• [Requirement 1]:
Please reproduce the records below exactly. Begin at their first line and stop after the line that contains "dry-adiabat-line [90,545,190,642]".

• [Selection]:
'''

Lionheart Holdings

06/10/2026 | Press release | Distributed by Public on 06/10/2026 07:19

Material Event (Form 8-K)

Item 8.01. Other Events.

As previously disclosed, Lionheart Holdings (the "Company") has called an extraordinary general meeting of shareholders to be held on June 15, 2026 (the "Meeting") to approve an extension of time for the Company to complete an initial business combination through March 20, 2027 (the "Extension Proposal").

In connection with the Meeting, the deadline for holders of the Company's Class A ordinary shares, par value $0.0001 per share (the "Class A ordinary shares"), issued in the Company's IPO to submit their shares for redemption is 5:00 p.m. Eastern time on June 11, 2026.

In connection with the Meeting, the Company and Lionheart Sponsor, LLC (the "Sponsor") have determined that they intend to enter into one or more Non-Redemption Agreement and Assignment of Economic Interests, substantially in the form attached hereto as Exhibit 10.1 (the "Non-Redemption Agreements"), with one or more unaffiliated shareholders of the Company, pursuant to which such shareholders would agree not to redeem (or validly withdraw and rescind any redemption requests on) their Class A ordinary shares (the "Non-Redeemed Shares") in connection with the Meeting. In consideration for the foregoing commitment not to redeem the Non-Redeemed Shares, the Sponsor anticipates agreeing to transfer and assign, or cause to be transferred and assigned, to such shareholders Class B ordinary shares, par value $0.0001 per share, of the Company (the "Class B ordinary shares"), held by the Sponsor and other holders (at a ratio to be negotiated between the parties but currently expected to be at or around one Class B ordinary share for every five Non-Redeemed Shares) promptly following the closing of the Company's initial business combination if such shareholders do not exercise their redemption rights with respect to their Non-Redeemed Shares in connection with the Meeting and the Extension Proposal is approved and effected.

The Non-Redemption Agreements are not expected to increase the likelihood that the Extension Proposal is approved by the Company's shareholders at the Meeting but are expected to increase the amount of funds that remain in the Company's trust account following the Meeting, relative to the amount remaining in the trust account in the absence of the Non-Redemption Agreements.

'''

• [Given data]:
'''

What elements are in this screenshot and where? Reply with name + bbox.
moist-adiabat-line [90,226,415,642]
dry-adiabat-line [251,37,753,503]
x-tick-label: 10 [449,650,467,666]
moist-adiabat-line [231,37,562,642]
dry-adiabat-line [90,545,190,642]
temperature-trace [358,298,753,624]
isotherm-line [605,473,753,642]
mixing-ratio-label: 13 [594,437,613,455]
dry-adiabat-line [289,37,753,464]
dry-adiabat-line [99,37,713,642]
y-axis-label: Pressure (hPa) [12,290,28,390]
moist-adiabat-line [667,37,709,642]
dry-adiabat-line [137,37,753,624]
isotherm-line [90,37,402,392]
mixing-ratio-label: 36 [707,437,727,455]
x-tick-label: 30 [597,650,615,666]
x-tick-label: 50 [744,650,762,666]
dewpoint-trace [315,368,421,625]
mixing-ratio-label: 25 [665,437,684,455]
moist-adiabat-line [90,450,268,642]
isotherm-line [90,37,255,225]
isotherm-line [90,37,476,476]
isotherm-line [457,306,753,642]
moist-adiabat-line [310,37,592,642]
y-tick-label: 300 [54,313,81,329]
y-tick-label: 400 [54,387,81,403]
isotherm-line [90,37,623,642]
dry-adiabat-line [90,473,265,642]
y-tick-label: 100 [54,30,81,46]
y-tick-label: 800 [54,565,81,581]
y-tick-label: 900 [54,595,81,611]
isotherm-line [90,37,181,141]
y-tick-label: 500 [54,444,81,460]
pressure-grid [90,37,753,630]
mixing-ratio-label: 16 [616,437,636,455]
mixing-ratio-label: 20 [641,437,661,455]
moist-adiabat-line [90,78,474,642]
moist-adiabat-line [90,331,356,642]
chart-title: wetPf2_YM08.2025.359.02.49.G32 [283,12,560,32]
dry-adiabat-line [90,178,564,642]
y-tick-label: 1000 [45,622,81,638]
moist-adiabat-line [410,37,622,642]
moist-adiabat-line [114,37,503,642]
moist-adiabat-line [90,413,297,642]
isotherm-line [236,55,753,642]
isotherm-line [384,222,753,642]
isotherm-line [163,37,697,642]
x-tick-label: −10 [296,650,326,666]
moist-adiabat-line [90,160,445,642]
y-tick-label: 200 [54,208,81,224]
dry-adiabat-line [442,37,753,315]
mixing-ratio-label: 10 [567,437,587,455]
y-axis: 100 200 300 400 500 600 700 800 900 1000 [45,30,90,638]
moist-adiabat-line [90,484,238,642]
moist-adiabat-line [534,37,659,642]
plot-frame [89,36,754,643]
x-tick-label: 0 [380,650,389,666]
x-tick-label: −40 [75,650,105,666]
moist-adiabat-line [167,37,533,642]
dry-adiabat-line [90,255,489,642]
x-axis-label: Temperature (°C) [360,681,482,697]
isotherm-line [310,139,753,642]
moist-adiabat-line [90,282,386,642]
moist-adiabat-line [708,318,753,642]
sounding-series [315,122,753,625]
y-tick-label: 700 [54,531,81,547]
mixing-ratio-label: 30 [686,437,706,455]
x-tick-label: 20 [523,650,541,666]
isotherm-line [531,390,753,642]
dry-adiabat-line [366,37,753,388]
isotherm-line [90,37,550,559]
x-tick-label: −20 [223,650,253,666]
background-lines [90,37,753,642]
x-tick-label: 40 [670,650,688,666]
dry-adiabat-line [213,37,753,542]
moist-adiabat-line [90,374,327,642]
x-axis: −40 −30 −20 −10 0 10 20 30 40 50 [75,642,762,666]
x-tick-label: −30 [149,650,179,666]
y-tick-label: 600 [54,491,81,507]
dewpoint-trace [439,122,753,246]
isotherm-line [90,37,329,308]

'''

• [Requirement 2]:
Write out the Lionheart Holdings press release above word for word, beginning at the words "The Non-Redemption Agreements are" and stopping after the words "the Non-Redemption Agreements.".

• [Full answer 1]:
What elements are in this screenshot and where? Reply with name + bbox.
moist-adiabat-line [90,226,415,642]
dry-adiabat-line [251,37,753,503]
x-tick-label: 10 [449,650,467,666]
moist-adiabat-line [231,37,562,642]
dry-adiabat-line [90,545,190,642]

• [Full answer 2]:
The Non-Redemption Agreements are not expected to increase the likelihood that the Extension Proposal is approved by the Company's shareholders at the Meeting but are expected to increase the amount of funds that remain in the Company's trust account following the Meeting, relative to the amount remaining in the trust account in the absence of the Non-Redemption Agreements.